(Source data)
****
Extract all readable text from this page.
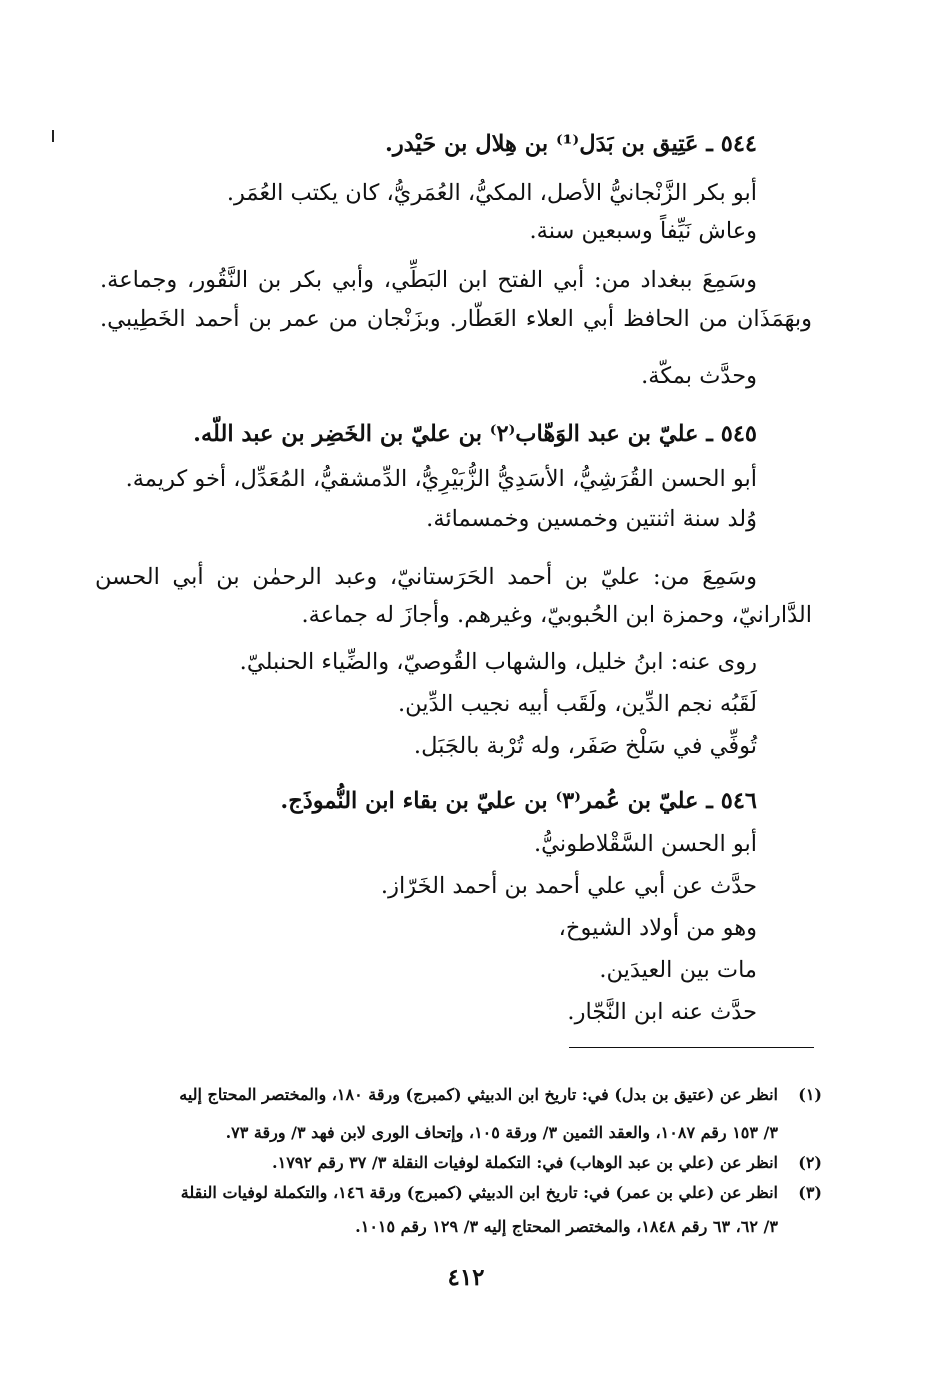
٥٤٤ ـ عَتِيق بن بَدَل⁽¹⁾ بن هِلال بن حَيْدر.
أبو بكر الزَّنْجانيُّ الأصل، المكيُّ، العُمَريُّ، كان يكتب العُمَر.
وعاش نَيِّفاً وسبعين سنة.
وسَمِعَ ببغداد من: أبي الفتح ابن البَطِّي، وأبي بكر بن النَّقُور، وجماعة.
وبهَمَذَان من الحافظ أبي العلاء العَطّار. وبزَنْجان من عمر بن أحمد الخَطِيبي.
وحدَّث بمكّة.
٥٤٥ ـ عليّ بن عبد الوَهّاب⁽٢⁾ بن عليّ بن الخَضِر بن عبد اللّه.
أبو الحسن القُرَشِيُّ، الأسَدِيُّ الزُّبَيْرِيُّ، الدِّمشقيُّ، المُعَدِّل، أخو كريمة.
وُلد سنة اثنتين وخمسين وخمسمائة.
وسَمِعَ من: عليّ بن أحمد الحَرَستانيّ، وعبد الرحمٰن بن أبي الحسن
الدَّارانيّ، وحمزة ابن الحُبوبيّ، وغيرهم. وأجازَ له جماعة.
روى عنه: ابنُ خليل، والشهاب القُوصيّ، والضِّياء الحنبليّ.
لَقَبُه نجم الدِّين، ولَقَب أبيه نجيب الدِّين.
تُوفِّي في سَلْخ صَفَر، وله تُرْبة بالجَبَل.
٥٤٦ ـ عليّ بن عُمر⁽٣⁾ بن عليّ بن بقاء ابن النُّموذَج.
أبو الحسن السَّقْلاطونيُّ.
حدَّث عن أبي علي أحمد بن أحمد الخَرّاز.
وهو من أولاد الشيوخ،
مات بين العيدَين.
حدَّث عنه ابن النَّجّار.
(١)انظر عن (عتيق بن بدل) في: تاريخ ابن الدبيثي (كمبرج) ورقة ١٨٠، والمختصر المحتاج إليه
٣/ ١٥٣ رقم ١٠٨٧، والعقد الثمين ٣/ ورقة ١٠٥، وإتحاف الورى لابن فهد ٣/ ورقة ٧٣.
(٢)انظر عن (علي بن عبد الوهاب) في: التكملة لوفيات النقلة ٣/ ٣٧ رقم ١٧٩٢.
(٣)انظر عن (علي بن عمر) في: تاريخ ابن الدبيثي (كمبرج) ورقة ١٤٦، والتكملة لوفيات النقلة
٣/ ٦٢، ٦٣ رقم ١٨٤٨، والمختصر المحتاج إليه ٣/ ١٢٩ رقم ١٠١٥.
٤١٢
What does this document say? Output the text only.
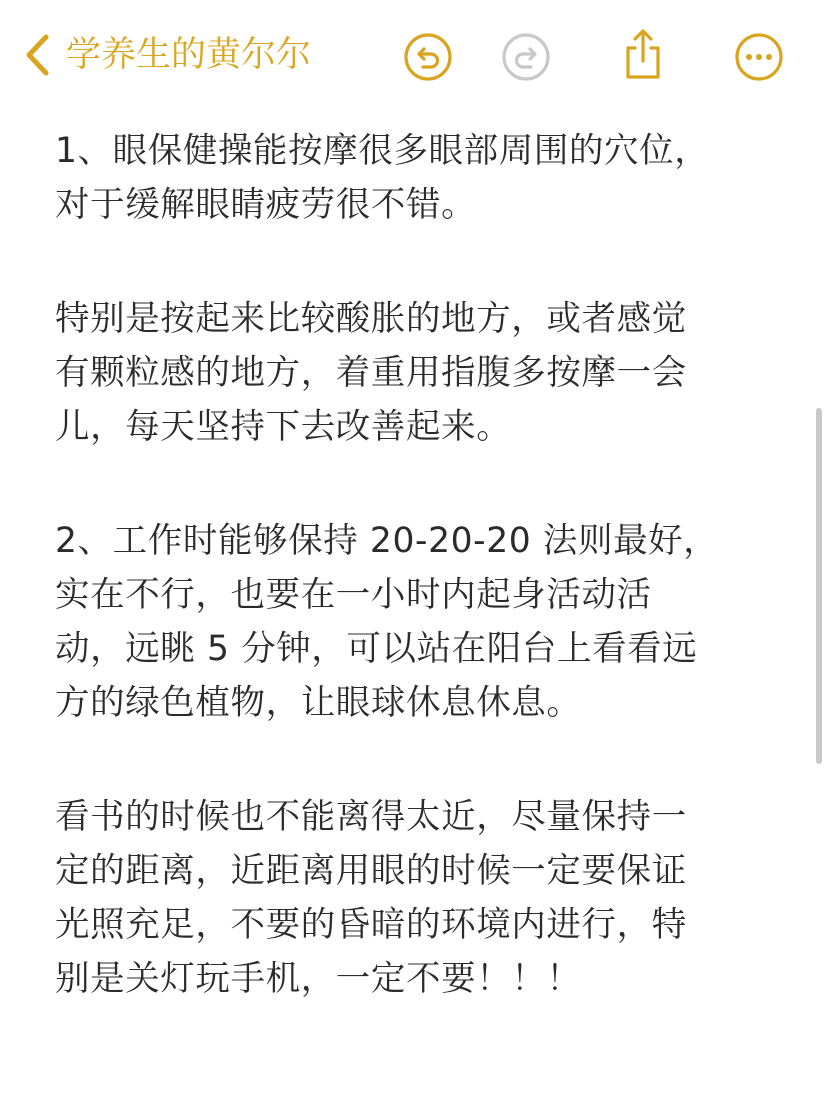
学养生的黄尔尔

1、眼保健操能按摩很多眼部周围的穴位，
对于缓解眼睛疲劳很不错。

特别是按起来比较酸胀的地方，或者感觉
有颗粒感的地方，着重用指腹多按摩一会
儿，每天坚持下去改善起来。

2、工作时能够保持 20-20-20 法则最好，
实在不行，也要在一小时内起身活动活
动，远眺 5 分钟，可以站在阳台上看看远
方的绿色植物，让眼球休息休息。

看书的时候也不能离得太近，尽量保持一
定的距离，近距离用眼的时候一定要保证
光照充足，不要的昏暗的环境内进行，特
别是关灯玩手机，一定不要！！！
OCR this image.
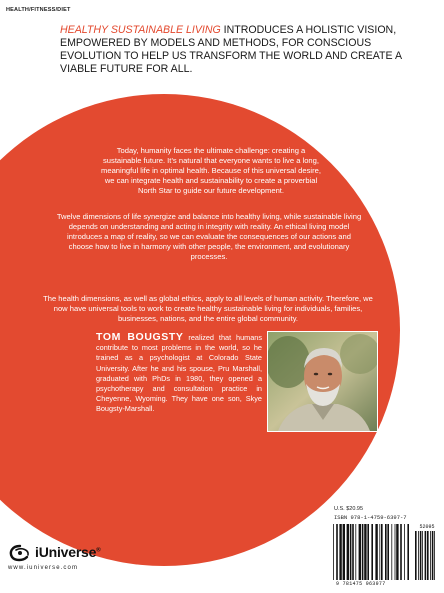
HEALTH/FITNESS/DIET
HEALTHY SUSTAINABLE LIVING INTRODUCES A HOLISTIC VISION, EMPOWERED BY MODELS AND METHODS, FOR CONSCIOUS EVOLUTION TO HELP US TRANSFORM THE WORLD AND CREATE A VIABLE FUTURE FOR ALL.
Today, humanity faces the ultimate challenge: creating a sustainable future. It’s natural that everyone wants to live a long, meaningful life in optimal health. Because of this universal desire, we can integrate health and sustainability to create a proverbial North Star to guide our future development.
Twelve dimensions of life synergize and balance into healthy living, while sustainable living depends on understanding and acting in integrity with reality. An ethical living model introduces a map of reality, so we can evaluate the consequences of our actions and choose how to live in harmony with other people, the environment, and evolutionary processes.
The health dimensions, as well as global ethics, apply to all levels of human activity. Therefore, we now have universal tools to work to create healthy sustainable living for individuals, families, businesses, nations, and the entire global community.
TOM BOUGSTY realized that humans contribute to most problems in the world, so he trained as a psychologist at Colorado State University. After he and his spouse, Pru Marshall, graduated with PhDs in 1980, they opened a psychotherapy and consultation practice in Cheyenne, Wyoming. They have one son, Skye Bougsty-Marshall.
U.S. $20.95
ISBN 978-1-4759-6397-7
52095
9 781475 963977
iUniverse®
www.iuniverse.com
****
**Work instructions**
Copy every line of the listing where the word "الحسن" appears.

**The result**
أبو الحسن القُرَشِيُّ، الأسَدِيُّ الزُّبَيْرِيُّ، الدِّمشقيُّ، المُعَدِّل، أخو كريمة.
وسَمِعَ من: عليّ بن أحمد الحَرَستانيّ، وعبد الرحمٰن بن أبي الحسن
أبو الحسن السَّقْلاطونيُّ.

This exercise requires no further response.